WORK TO BE COMPLETED ▸ Give back every line exactly as it appears, pictures excluded.

= = =

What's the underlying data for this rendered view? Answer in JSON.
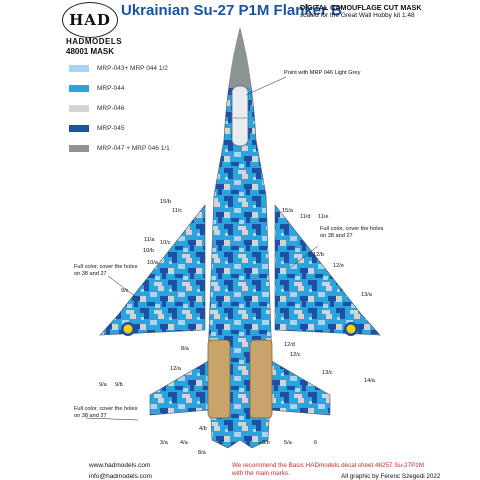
{
  "header": {
    "logo": "HAD",
    "brand": "HADMODELS",
    "product_code": "48001 MASK",
    "title": "Ukrainian Su-27 P1M Flanker B",
    "subtitle": "DIGITAL CAMOUFLAGE CUT MASK",
    "scale_note": "scaled for the Great Wall Hobby kit 1:48"
  },
  "legend": [
    {
      "color": "#a9d4f3",
      "label": "MRP-043+ MRP 044 1/2"
    },
    {
      "color": "#29a4de",
      "label": "MRP-044"
    },
    {
      "color": "#d3d3d6",
      "label": "MRP-046"
    },
    {
      "color": "#1f4fa2",
      "label": "MRP-045"
    },
    {
      "color": "#8d9294",
      "label": "MRP-047 + MRP 046 1/1"
    }
  ],
  "notes": {
    "nose_point": "Point with MRP 046 Light Grey",
    "full_color_right": "Full color, cover the holes on 38 and 27",
    "full_color_left": "Full color, cover the holes on 38 and 27",
    "full_color_bottom": "Full color, cover the holes on 38 and 27"
  },
  "callouts": [
    "15/b",
    "11/c",
    "15/a",
    "11/d",
    "11/e",
    "11/a",
    "10/c",
    "12/b",
    "10/b",
    "12/e",
    "10/a",
    "9/c",
    "13/a",
    "9/a",
    "12/d",
    "12/c",
    "8/a",
    "9/b",
    "12/a",
    "14/a",
    "13/c",
    "3/a",
    "4/a",
    "4/b",
    "7",
    "8/b",
    "5/a",
    "6",
    "8/a"
  ],
  "footer": {
    "website": "www.hadmodels.com",
    "email": "info@hadmodels.com",
    "recommendation": "We recommend the Basic HADmodels decal sheet 48257 Su-27P1M with the main marks.",
    "credit": "All graphic by Ferenc Szegedi 2022"
  }
}
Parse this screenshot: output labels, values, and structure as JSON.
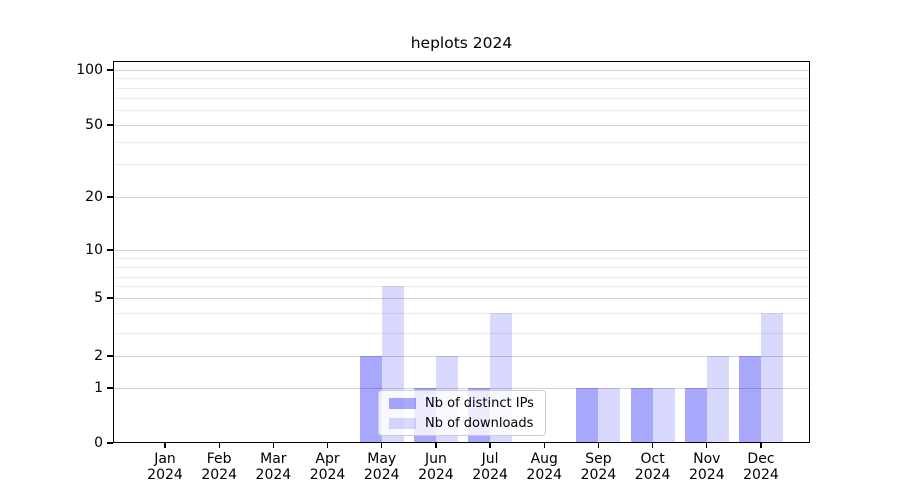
{
  "title": "heplots 2024",
  "chart_data": {
    "type": "bar",
    "title": "heplots 2024",
    "categories": [
      "Jan 2024",
      "Feb 2024",
      "Mar 2024",
      "Apr 2024",
      "May 2024",
      "Jun 2024",
      "Jul 2024",
      "Aug 2024",
      "Sep 2024",
      "Oct 2024",
      "Nov 2024",
      "Dec 2024"
    ],
    "series": [
      {
        "name": "Nb of distinct IPs",
        "color_hex": "#a8a8f8",
        "fill": "rgba(0,0,245,0.345)",
        "values": [
          0,
          0,
          0,
          0,
          2,
          1,
          1,
          0,
          1,
          1,
          1,
          2
        ]
      },
      {
        "name": "Nb of downloads",
        "color_hex": "#d9d9fa",
        "fill": "rgba(0,0,245,0.15)",
        "values": [
          0,
          0,
          0,
          0,
          6,
          2,
          4,
          0,
          1,
          1,
          2,
          4
        ]
      }
    ],
    "xlabel": "",
    "ylabel": "",
    "yscale": "log-like with zero baseline",
    "ylim": [
      0,
      100
    ],
    "yticks_major": [
      0,
      1,
      2,
      5,
      10,
      20,
      50,
      100
    ],
    "yticks_minor": [
      3,
      4,
      6,
      7,
      8,
      9,
      30,
      40,
      60,
      70,
      80,
      90
    ],
    "grid": true,
    "legend_position": "inside lower-center"
  },
  "colors": {
    "background": "#ffffff",
    "axis": "#000000",
    "grid_major": "#d2d2d2",
    "grid_minor": "#ececec",
    "text": "#000000",
    "legend_border": "#cccccc"
  }
}
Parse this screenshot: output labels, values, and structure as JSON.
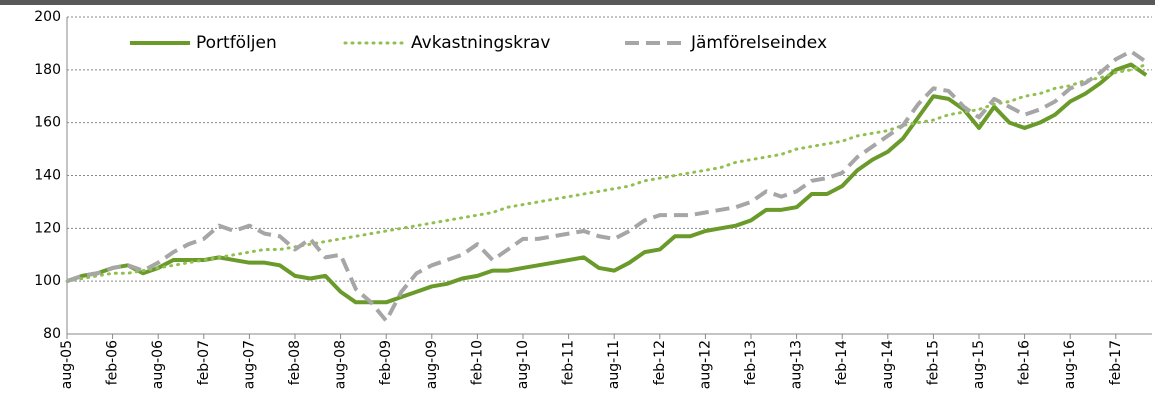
{
  "chart_data": {
    "type": "line",
    "categories": [
      "aug-05",
      null,
      null,
      "feb-06",
      null,
      null,
      "aug-06",
      null,
      null,
      "feb-07",
      null,
      null,
      "aug-07",
      null,
      null,
      "feb-08",
      null,
      null,
      "aug-08",
      null,
      null,
      "feb-09",
      null,
      null,
      "aug-09",
      null,
      null,
      "feb-10",
      null,
      null,
      "aug-10",
      null,
      null,
      "feb-11",
      null,
      null,
      "aug-11",
      null,
      null,
      "feb-12",
      null,
      null,
      "aug-12",
      null,
      null,
      "feb-13",
      null,
      null,
      "aug-13",
      null,
      null,
      "feb-14",
      null,
      null,
      "aug-14",
      null,
      null,
      "feb-15",
      null,
      null,
      "aug-15",
      null,
      null,
      "feb-16",
      null,
      null,
      "aug-16",
      null,
      null,
      "feb-17",
      null,
      null
    ],
    "series": [
      {
        "name": "Portföljen",
        "color": "#6a9a2a",
        "style": "solid",
        "values": [
          100,
          102,
          103,
          105,
          106,
          103,
          105,
          108,
          108,
          108,
          109,
          108,
          107,
          107,
          106,
          102,
          101,
          102,
          96,
          92,
          92,
          92,
          94,
          96,
          98,
          99,
          101,
          102,
          104,
          104,
          105,
          106,
          107,
          108,
          109,
          105,
          104,
          107,
          111,
          112,
          117,
          117,
          119,
          120,
          121,
          123,
          127,
          127,
          128,
          133,
          133,
          136,
          142,
          146,
          149,
          154,
          162,
          170,
          169,
          165,
          158,
          166,
          160,
          158,
          160,
          163,
          168,
          171,
          175,
          180,
          182,
          178
        ]
      },
      {
        "name": "Avkastningskrav",
        "color": "#92c050",
        "style": "dotted",
        "values": [
          100,
          101,
          102,
          103,
          103,
          104,
          105,
          106,
          107,
          108,
          109,
          110,
          111,
          112,
          112,
          113,
          114,
          115,
          116,
          117,
          118,
          119,
          120,
          121,
          122,
          123,
          124,
          125,
          126,
          128,
          129,
          130,
          131,
          132,
          133,
          134,
          135,
          136,
          138,
          139,
          140,
          141,
          142,
          143,
          145,
          146,
          147,
          148,
          150,
          151,
          152,
          153,
          155,
          156,
          157,
          159,
          160,
          161,
          163,
          164,
          165,
          167,
          168,
          170,
          171,
          173,
          174,
          176,
          177,
          179,
          180,
          182
        ]
      },
      {
        "name": "Jämförelseindex",
        "color": "#a6a6a6",
        "style": "dashed",
        "values": [
          100,
          102,
          103,
          105,
          106,
          104,
          107,
          111,
          114,
          116,
          121,
          119,
          121,
          118,
          117,
          112,
          116,
          109,
          110,
          97,
          92,
          85,
          96,
          103,
          106,
          108,
          110,
          114,
          108,
          112,
          116,
          116,
          117,
          118,
          119,
          117,
          116,
          119,
          123,
          125,
          125,
          125,
          126,
          127,
          128,
          130,
          134,
          132,
          134,
          138,
          139,
          141,
          147,
          151,
          155,
          159,
          167,
          173,
          172,
          166,
          162,
          169,
          166,
          163,
          165,
          168,
          173,
          175,
          179,
          184,
          187,
          183
        ]
      }
    ],
    "ylim": [
      80,
      200
    ],
    "yticks": [
      80,
      100,
      120,
      140,
      160,
      180,
      200
    ],
    "grid": true,
    "legend": "top"
  }
}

= = =

RESULT OF THE EXERCISE ▸
What's the underlying data for this rendered view? Answer in JSON.
{
  "header": {
    "logo": "HAD",
    "brand": "HADMODELS",
    "product_code": "48001 MASK",
    "title": "Ukrainian Su-27 P1M Flanker B",
    "subtitle": "DIGITAL CAMOUFLAGE CUT MASK",
    "scale_note": "scaled for the Great Wall Hobby kit 1:48"
  },
  "legend": [
    {
      "color": "#a9d4f3",
      "label": "MRP-043+ MRP 044 1/2"
    },
    {
      "color": "#29a4de",
      "label": "MRP-044"
    },
    {
      "color": "#d3d3d6",
      "label": "MRP-046"
    },
    {
      "color": "#1f4fa2",
      "label": "MRP-045"
    },
    {
      "color": "#8d9294",
      "label": "MRP-047 + MRP 046 1/1"
    }
  ],
  "notes": {
    "nose_point": "Point with MRP 046 Light Grey",
    "full_color_right": "Full color, cover the holes on 38 and 27",
    "full_color_left": "Full color, cover the holes on 38 and 27",
    "full_color_bottom": "Full color, cover the holes on 38 and 27"
  },
  "callouts": [
    "15/b",
    "11/c",
    "15/a",
    "11/d",
    "11/e",
    "11/a",
    "10/c",
    "12/b",
    "10/b",
    "12/e",
    "10/a",
    "9/c",
    "13/a",
    "9/a",
    "12/d",
    "12/c",
    "8/a",
    "9/b",
    "12/a",
    "14/a",
    "13/c",
    "3/a",
    "4/a",
    "4/b",
    "7",
    "8/b",
    "5/a",
    "6",
    "8/a"
  ],
  "footer": {
    "website": "www.hadmodels.com",
    "email": "info@hadmodels.com",
    "recommendation": "We recommend the Basic HADmodels decal sheet 48257 Su-27P1M with the main marks.",
    "credit": "All graphic by Ferenc Szegedi 2022"
  }
}
Parse this screenshot: output labels, values, and structure as JSON.
{
  "title": "heplots 2024",
  "chart_data": {
    "type": "bar",
    "title": "heplots 2024",
    "categories": [
      "Jan 2024",
      "Feb 2024",
      "Mar 2024",
      "Apr 2024",
      "May 2024",
      "Jun 2024",
      "Jul 2024",
      "Aug 2024",
      "Sep 2024",
      "Oct 2024",
      "Nov 2024",
      "Dec 2024"
    ],
    "series": [
      {
        "name": "Nb of distinct IPs",
        "color_hex": "#a8a8f8",
        "fill": "rgba(0,0,245,0.345)",
        "values": [
          0,
          0,
          0,
          0,
          2,
          1,
          1,
          0,
          1,
          1,
          1,
          2
        ]
      },
      {
        "name": "Nb of downloads",
        "color_hex": "#d9d9fa",
        "fill": "rgba(0,0,245,0.15)",
        "values": [
          0,
          0,
          0,
          0,
          6,
          2,
          4,
          0,
          1,
          1,
          2,
          4
        ]
      }
    ],
    "xlabel": "",
    "ylabel": "",
    "yscale": "log-like with zero baseline",
    "ylim": [
      0,
      100
    ],
    "yticks_major": [
      0,
      1,
      2,
      5,
      10,
      20,
      50,
      100
    ],
    "yticks_minor": [
      3,
      4,
      6,
      7,
      8,
      9,
      30,
      40,
      60,
      70,
      80,
      90
    ],
    "grid": true,
    "legend_position": "inside lower-center"
  },
  "colors": {
    "background": "#ffffff",
    "axis": "#000000",
    "grid_major": "#d2d2d2",
    "grid_minor": "#ececec",
    "text": "#000000",
    "legend_border": "#cccccc"
  }
}
Parse this screenshot: output labels, values, and structure as JSON.
{
  "chart_data": {
    "type": "line",
    "categories": [
      "aug-05",
      null,
      null,
      "feb-06",
      null,
      null,
      "aug-06",
      null,
      null,
      "feb-07",
      null,
      null,
      "aug-07",
      null,
      null,
      "feb-08",
      null,
      null,
      "aug-08",
      null,
      null,
      "feb-09",
      null,
      null,
      "aug-09",
      null,
      null,
      "feb-10",
      null,
      null,
      "aug-10",
      null,
      null,
      "feb-11",
      null,
      null,
      "aug-11",
      null,
      null,
      "feb-12",
      null,
      null,
      "aug-12",
      null,
      null,
      "feb-13",
      null,
      null,
      "aug-13",
      null,
      null,
      "feb-14",
      null,
      null,
      "aug-14",
      null,
      null,
      "feb-15",
      null,
      null,
      "aug-15",
      null,
      null,
      "feb-16",
      null,
      null,
      "aug-16",
      null,
      null,
      "feb-17",
      null,
      null
    ],
    "series": [
      {
        "name": "Portföljen",
        "color": "#6a9a2a",
        "style": "solid",
        "values": [
          100,
          102,
          103,
          105,
          106,
          103,
          105,
          108,
          108,
          108,
          109,
          108,
          107,
          107,
          106,
          102,
          101,
          102,
          96,
          92,
          92,
          92,
          94,
          96,
          98,
          99,
          101,
          102,
          104,
          104,
          105,
          106,
          107,
          108,
          109,
          105,
          104,
          107,
          111,
          112,
          117,
          117,
          119,
          120,
          121,
          123,
          127,
          127,
          128,
          133,
          133,
          136,
          142,
          146,
          149,
          154,
          162,
          170,
          169,
          165,
          158,
          166,
          160,
          158,
          160,
          163,
          168,
          171,
          175,
          180,
          182,
          178
        ]
      },
      {
        "name": "Avkastningskrav",
        "color": "#92c050",
        "style": "dotted",
        "values": [
          100,
          101,
          102,
          103,
          103,
          104,
          105,
          106,
          107,
          108,
          109,
          110,
          111,
          112,
          112,
          113,
          114,
          115,
          116,
          117,
          118,
          119,
          120,
          121,
          122,
          123,
          124,
          125,
          126,
          128,
          129,
          130,
          131,
          132,
          133,
          134,
          135,
          136,
          138,
          139,
          140,
          141,
          142,
          143,
          145,
          146,
          147,
          148,
          150,
          151,
          152,
          153,
          155,
          156,
          157,
          159,
          160,
          161,
          163,
          164,
          165,
          167,
          168,
          170,
          171,
          173,
          174,
          176,
          177,
          179,
          180,
          182
        ]
      },
      {
        "name": "Jämförelseindex",
        "color": "#a6a6a6",
        "style": "dashed",
        "values": [
          100,
          102,
          103,
          105,
          106,
          104,
          107,
          111,
          114,
          116,
          121,
          119,
          121,
          118,
          117,
          112,
          116,
          109,
          110,
          97,
          92,
          85,
          96,
          103,
          106,
          108,
          110,
          114,
          108,
          112,
          116,
          116,
          117,
          118,
          119,
          117,
          116,
          119,
          123,
          125,
          125,
          125,
          126,
          127,
          128,
          130,
          134,
          132,
          134,
          138,
          139,
          141,
          147,
          151,
          155,
          159,
          167,
          173,
          172,
          166,
          162,
          169,
          166,
          163,
          165,
          168,
          173,
          175,
          179,
          184,
          187,
          183
        ]
      }
    ],
    "ylim": [
      80,
      200
    ],
    "yticks": [
      80,
      100,
      120,
      140,
      160,
      180,
      200
    ],
    "grid": true,
    "legend": "top"
  }
}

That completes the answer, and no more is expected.